Identify each line holding the string "upah" and copy it.

• **Records supplied**
►

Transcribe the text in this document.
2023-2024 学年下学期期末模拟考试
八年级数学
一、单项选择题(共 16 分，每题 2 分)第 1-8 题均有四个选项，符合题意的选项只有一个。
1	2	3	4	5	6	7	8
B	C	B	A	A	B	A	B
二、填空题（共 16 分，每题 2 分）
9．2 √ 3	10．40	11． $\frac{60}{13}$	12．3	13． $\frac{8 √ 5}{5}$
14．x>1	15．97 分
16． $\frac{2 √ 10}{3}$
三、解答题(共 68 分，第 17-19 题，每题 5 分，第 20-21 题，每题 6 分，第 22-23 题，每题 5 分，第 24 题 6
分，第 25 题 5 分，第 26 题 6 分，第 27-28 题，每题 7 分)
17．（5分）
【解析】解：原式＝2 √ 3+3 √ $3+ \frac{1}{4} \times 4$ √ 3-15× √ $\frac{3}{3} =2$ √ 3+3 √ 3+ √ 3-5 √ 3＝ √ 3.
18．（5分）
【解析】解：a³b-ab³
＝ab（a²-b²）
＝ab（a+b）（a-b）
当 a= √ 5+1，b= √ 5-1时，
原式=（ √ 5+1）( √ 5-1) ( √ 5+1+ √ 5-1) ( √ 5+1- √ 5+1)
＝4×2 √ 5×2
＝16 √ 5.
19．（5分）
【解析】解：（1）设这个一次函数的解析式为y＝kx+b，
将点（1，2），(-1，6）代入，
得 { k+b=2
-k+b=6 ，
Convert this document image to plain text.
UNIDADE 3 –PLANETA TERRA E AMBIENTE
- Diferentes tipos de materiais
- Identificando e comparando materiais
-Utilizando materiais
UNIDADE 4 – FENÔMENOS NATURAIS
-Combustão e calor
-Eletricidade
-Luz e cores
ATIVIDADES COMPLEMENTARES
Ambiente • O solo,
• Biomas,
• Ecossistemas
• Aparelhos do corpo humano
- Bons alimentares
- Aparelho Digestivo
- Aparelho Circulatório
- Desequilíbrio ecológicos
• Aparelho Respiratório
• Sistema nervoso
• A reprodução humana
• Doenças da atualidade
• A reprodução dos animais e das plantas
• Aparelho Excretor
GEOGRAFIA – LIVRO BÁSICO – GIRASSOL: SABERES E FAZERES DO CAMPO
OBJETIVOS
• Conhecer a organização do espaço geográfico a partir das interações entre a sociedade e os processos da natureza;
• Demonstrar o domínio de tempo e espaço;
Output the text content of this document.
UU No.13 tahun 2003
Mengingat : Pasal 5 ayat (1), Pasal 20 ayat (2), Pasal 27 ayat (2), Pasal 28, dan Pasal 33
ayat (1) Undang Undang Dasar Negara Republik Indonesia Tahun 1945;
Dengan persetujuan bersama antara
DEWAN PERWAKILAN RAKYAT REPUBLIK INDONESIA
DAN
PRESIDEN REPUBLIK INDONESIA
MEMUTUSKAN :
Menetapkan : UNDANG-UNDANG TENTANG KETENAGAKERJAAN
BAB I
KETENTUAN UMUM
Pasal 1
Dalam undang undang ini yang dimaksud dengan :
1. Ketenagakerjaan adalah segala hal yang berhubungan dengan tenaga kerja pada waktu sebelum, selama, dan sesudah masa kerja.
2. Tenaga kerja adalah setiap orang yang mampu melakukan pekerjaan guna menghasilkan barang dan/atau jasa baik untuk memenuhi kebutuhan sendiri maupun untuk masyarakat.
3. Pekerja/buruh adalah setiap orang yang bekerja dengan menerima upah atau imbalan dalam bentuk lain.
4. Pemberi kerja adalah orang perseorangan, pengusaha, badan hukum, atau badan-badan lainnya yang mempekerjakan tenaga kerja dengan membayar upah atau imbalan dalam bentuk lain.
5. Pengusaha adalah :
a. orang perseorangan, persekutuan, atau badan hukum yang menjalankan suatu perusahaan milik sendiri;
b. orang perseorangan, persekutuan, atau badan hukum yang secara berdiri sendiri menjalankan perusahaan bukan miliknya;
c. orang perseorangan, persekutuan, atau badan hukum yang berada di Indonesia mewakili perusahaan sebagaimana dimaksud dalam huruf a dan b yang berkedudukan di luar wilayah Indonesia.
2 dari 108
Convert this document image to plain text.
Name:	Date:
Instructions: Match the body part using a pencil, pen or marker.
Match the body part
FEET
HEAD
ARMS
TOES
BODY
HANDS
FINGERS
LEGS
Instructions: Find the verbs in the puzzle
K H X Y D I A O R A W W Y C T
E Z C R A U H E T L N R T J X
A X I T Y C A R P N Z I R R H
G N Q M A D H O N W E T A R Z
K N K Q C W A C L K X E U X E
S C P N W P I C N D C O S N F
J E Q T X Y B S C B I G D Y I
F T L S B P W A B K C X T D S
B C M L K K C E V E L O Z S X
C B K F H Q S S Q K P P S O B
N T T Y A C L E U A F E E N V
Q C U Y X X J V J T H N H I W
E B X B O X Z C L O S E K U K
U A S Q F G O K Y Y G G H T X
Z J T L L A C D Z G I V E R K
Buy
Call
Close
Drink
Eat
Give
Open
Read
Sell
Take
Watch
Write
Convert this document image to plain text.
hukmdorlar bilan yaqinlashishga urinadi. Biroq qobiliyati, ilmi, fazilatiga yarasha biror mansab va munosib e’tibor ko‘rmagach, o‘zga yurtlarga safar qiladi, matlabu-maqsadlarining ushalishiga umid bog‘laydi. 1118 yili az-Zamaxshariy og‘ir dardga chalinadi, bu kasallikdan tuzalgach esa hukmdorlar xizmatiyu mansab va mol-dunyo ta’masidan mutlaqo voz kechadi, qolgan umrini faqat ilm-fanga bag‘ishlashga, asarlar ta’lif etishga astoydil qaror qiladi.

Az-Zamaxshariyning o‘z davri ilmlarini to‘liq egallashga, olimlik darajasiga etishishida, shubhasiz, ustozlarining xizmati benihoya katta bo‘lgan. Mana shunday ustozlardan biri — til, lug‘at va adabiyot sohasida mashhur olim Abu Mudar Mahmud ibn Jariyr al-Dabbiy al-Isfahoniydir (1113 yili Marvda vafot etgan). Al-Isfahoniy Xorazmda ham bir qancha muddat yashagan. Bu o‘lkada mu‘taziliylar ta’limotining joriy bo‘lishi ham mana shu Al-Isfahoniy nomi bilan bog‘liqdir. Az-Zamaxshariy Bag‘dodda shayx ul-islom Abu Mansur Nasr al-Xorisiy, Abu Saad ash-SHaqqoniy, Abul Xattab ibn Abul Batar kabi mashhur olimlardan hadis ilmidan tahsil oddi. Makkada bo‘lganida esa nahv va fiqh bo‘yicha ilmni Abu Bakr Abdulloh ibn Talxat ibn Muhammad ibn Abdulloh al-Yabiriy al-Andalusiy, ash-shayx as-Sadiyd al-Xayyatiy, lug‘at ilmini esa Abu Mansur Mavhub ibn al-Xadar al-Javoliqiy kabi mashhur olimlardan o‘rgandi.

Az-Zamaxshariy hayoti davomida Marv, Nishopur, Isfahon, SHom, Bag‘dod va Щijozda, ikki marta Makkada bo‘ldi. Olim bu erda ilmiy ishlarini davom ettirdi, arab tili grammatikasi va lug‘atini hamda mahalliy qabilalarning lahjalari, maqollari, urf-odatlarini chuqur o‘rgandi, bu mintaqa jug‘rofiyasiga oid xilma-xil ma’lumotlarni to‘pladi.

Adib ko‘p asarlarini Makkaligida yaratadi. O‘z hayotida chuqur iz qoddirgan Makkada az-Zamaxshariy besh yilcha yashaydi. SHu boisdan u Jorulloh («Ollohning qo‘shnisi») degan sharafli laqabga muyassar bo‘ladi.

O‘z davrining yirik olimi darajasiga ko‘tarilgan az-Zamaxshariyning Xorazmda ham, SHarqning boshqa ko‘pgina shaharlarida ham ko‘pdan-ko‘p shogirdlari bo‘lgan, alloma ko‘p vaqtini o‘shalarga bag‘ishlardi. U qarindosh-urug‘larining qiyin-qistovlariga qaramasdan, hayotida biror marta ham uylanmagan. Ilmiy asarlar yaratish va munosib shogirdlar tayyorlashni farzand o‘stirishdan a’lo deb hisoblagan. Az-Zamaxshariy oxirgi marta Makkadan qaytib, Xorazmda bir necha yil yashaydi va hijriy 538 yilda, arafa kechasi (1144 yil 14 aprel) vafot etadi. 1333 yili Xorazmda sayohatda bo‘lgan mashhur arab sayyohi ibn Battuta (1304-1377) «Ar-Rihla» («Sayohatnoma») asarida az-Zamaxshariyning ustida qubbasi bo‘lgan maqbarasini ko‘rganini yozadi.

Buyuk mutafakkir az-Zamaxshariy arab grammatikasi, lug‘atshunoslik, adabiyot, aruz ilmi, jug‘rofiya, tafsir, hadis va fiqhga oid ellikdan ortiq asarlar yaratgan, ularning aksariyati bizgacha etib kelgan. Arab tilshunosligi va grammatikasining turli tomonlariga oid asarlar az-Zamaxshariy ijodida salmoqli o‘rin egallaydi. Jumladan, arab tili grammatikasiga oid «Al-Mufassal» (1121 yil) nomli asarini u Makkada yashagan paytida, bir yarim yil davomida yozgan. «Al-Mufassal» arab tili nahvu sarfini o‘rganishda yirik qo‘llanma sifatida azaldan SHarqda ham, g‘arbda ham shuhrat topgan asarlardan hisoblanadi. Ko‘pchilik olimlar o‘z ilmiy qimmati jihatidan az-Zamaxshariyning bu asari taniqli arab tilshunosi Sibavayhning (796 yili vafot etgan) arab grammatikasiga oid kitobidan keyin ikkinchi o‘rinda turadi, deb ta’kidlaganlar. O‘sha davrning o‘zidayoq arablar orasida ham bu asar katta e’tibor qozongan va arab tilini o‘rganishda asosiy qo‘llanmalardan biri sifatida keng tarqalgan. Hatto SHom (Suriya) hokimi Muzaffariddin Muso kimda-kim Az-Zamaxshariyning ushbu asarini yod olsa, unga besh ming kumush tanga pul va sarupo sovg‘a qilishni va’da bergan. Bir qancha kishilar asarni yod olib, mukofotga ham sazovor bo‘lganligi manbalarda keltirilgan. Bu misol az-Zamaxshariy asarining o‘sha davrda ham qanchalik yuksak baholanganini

◄

• **Exercise output**
3. Pekerja/buruh adalah setiap orang yang bekerja dengan menerima upah atau imbalan dalam bentuk lain.
4. Pemberi kerja adalah orang perseorangan, pengusaha, badan hukum, atau badan-badan lainnya yang mempekerjakan tenaga kerja dengan membayar upah atau imbalan dalam bentuk lain.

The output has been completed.